| Required task |
Write out the material again word for word, dropping any images it holds.

| Records to use |
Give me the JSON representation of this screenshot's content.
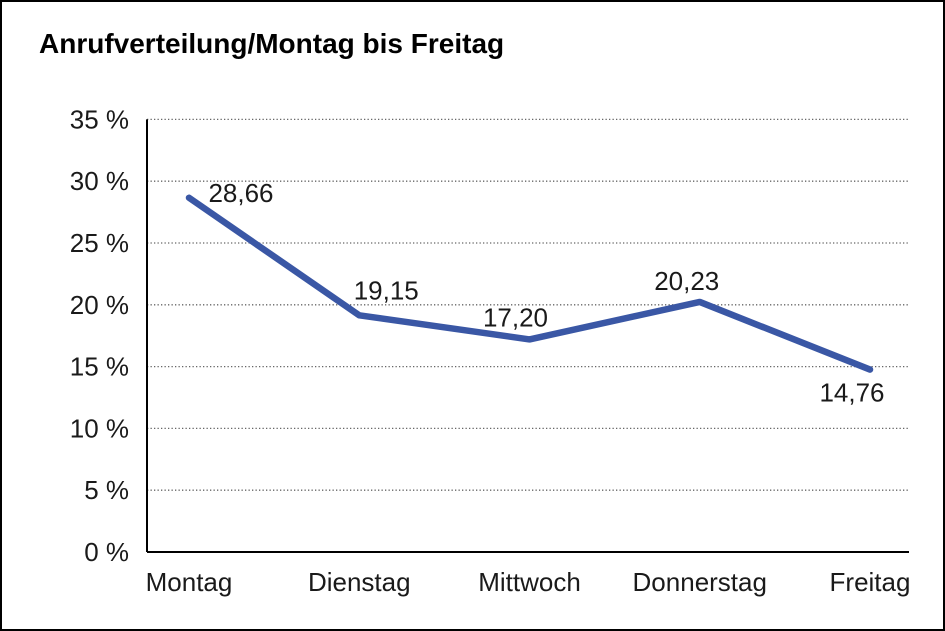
{
  "chart": {
    "title": "Anrufverteilung/Montag bis Freitag"
  },
  "chart_data": {
    "type": "line",
    "title": "Anrufverteilung/Montag bis Freitag",
    "xlabel": "",
    "ylabel": "",
    "categories": [
      "Montag",
      "Dienstag",
      "Mittwoch",
      "Donnerstag",
      "Freitag"
    ],
    "series": [
      {
        "name": "Anrufverteilung",
        "values": [
          28.66,
          19.15,
          17.2,
          20.23,
          14.76
        ]
      }
    ],
    "data_labels": [
      "28,66",
      "19,15",
      "17,20",
      "20,23",
      "14,76"
    ],
    "y_ticks": [
      "0 %",
      "5 %",
      "10 %",
      "15 %",
      "20 %",
      "25 %",
      "30 %",
      "35 %"
    ],
    "y_tick_values": [
      0,
      5,
      10,
      15,
      20,
      25,
      30,
      35
    ],
    "ylim": [
      0,
      35
    ],
    "grid": "horizontal-dotted",
    "legend": "none",
    "line_color": "#3A57A5",
    "axis_color": "#000000",
    "grid_color": "#666666",
    "text_color": "#1a1a1a"
  }
}
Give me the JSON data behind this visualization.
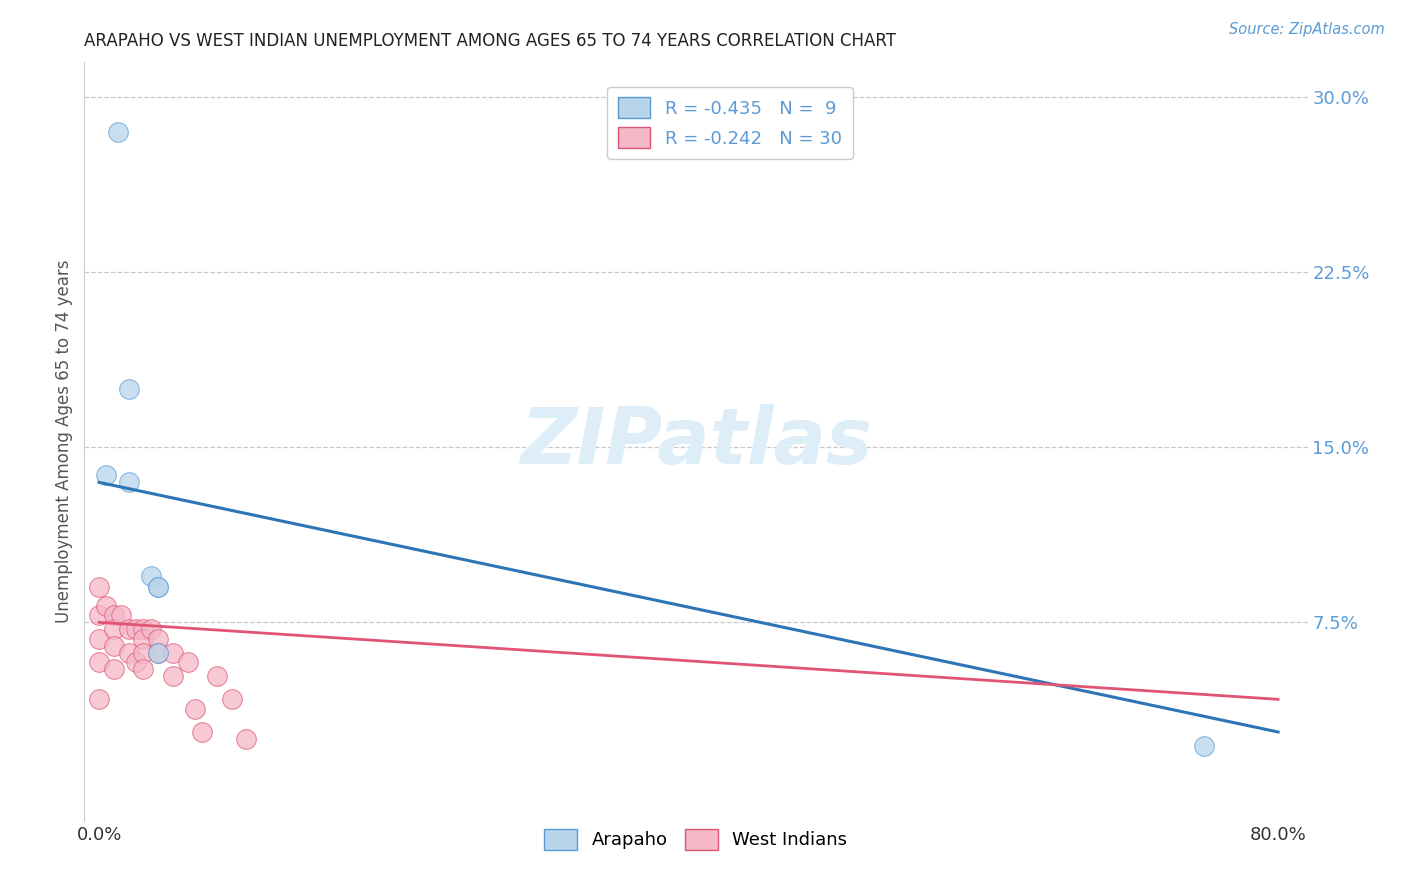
{
  "title": "ARAPAHO VS WEST INDIAN UNEMPLOYMENT AMONG AGES 65 TO 74 YEARS CORRELATION CHART",
  "source": "Source: ZipAtlas.com",
  "ylabel": "Unemployment Among Ages 65 to 74 years",
  "xlim": [
    -0.01,
    0.82
  ],
  "ylim": [
    -0.01,
    0.315
  ],
  "xtick_vals": [
    0.0,
    0.8
  ],
  "xticklabels": [
    "0.0%",
    "80.0%"
  ],
  "ytick_vals": [
    0.0,
    0.075,
    0.15,
    0.225,
    0.3
  ],
  "yticklabels": [
    "",
    "7.5%",
    "15.0%",
    "22.5%",
    "30.0%"
  ],
  "grid_color": "#c8c8c8",
  "background_color": "#ffffff",
  "label_color": "#5b9bd5",
  "arapaho": {
    "R": -0.435,
    "N": 9,
    "scatter_color": "#b8d4ea",
    "scatter_edge": "#5b9bd5",
    "line_color": "#2e75b6",
    "points_x": [
      0.013,
      0.02,
      0.02,
      0.035,
      0.04,
      0.04,
      0.04,
      0.75,
      0.005
    ],
    "points_y": [
      0.285,
      0.175,
      0.135,
      0.095,
      0.09,
      0.09,
      0.062,
      0.022,
      0.138
    ],
    "trend_x0": 0.0,
    "trend_x1": 0.8,
    "trend_y0": 0.135,
    "trend_y1": 0.028
  },
  "west_indians": {
    "R": -0.242,
    "N": 30,
    "scatter_color": "#f4b8c8",
    "scatter_edge": "#e05575",
    "line_color": "#e05575",
    "points_x": [
      0.0,
      0.0,
      0.0,
      0.0,
      0.0,
      0.005,
      0.01,
      0.01,
      0.01,
      0.01,
      0.015,
      0.02,
      0.02,
      0.025,
      0.025,
      0.03,
      0.03,
      0.03,
      0.03,
      0.035,
      0.04,
      0.04,
      0.05,
      0.05,
      0.06,
      0.065,
      0.07,
      0.08,
      0.09,
      0.1
    ],
    "points_y": [
      0.09,
      0.078,
      0.068,
      0.058,
      0.042,
      0.082,
      0.078,
      0.072,
      0.065,
      0.055,
      0.078,
      0.072,
      0.062,
      0.072,
      0.058,
      0.072,
      0.068,
      0.062,
      0.055,
      0.072,
      0.068,
      0.062,
      0.062,
      0.052,
      0.058,
      0.038,
      0.028,
      0.052,
      0.042,
      0.025
    ],
    "trend_x0": 0.0,
    "trend_x1": 0.8,
    "trend_y0": 0.075,
    "trend_y1": 0.042
  },
  "watermark_text": "ZIPatlas",
  "watermark_color": "#ddeef8",
  "bottom_legend_labels": [
    "Arapaho",
    "West Indians"
  ]
}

| Answer to the task |
Give me the JSON representation of this screenshot's content.
{
  "chart": {
    "title": "Anrufverteilung/Montag bis Freitag"
  },
  "chart_data": {
    "type": "line",
    "title": "Anrufverteilung/Montag bis Freitag",
    "xlabel": "",
    "ylabel": "",
    "categories": [
      "Montag",
      "Dienstag",
      "Mittwoch",
      "Donnerstag",
      "Freitag"
    ],
    "series": [
      {
        "name": "Anrufverteilung",
        "values": [
          28.66,
          19.15,
          17.2,
          20.23,
          14.76
        ]
      }
    ],
    "data_labels": [
      "28,66",
      "19,15",
      "17,20",
      "20,23",
      "14,76"
    ],
    "y_ticks": [
      "0 %",
      "5 %",
      "10 %",
      "15 %",
      "20 %",
      "25 %",
      "30 %",
      "35 %"
    ],
    "y_tick_values": [
      0,
      5,
      10,
      15,
      20,
      25,
      30,
      35
    ],
    "ylim": [
      0,
      35
    ],
    "grid": "horizontal-dotted",
    "legend": "none",
    "line_color": "#3A57A5",
    "axis_color": "#000000",
    "grid_color": "#666666",
    "text_color": "#1a1a1a"
  }
}
Give me the JSON data behind this visualization.
{
  "title": "ARAPAHO VS WEST INDIAN UNEMPLOYMENT AMONG AGES 65 TO 74 YEARS CORRELATION CHART",
  "source": "Source: ZipAtlas.com",
  "ylabel": "Unemployment Among Ages 65 to 74 years",
  "xlim": [
    -0.01,
    0.82
  ],
  "ylim": [
    -0.01,
    0.315
  ],
  "xtick_vals": [
    0.0,
    0.8
  ],
  "xticklabels": [
    "0.0%",
    "80.0%"
  ],
  "ytick_vals": [
    0.0,
    0.075,
    0.15,
    0.225,
    0.3
  ],
  "yticklabels": [
    "",
    "7.5%",
    "15.0%",
    "22.5%",
    "30.0%"
  ],
  "grid_color": "#c8c8c8",
  "background_color": "#ffffff",
  "label_color": "#5b9bd5",
  "arapaho": {
    "R": -0.435,
    "N": 9,
    "scatter_color": "#b8d4ea",
    "scatter_edge": "#5b9bd5",
    "line_color": "#2e75b6",
    "points_x": [
      0.013,
      0.02,
      0.02,
      0.035,
      0.04,
      0.04,
      0.04,
      0.75,
      0.005
    ],
    "points_y": [
      0.285,
      0.175,
      0.135,
      0.095,
      0.09,
      0.09,
      0.062,
      0.022,
      0.138
    ],
    "trend_x0": 0.0,
    "trend_x1": 0.8,
    "trend_y0": 0.135,
    "trend_y1": 0.028
  },
  "west_indians": {
    "R": -0.242,
    "N": 30,
    "scatter_color": "#f4b8c8",
    "scatter_edge": "#e05575",
    "line_color": "#e05575",
    "points_x": [
      0.0,
      0.0,
      0.0,
      0.0,
      0.0,
      0.005,
      0.01,
      0.01,
      0.01,
      0.01,
      0.015,
      0.02,
      0.02,
      0.025,
      0.025,
      0.03,
      0.03,
      0.03,
      0.03,
      0.035,
      0.04,
      0.04,
      0.05,
      0.05,
      0.06,
      0.065,
      0.07,
      0.08,
      0.09,
      0.1
    ],
    "points_y": [
      0.09,
      0.078,
      0.068,
      0.058,
      0.042,
      0.082,
      0.078,
      0.072,
      0.065,
      0.055,
      0.078,
      0.072,
      0.062,
      0.072,
      0.058,
      0.072,
      0.068,
      0.062,
      0.055,
      0.072,
      0.068,
      0.062,
      0.062,
      0.052,
      0.058,
      0.038,
      0.028,
      0.052,
      0.042,
      0.025
    ],
    "trend_x0": 0.0,
    "trend_x1": 0.8,
    "trend_y0": 0.075,
    "trend_y1": 0.042
  },
  "watermark_text": "ZIPatlas",
  "watermark_color": "#ddeef8",
  "bottom_legend_labels": [
    "Arapaho",
    "West Indians"
  ]
}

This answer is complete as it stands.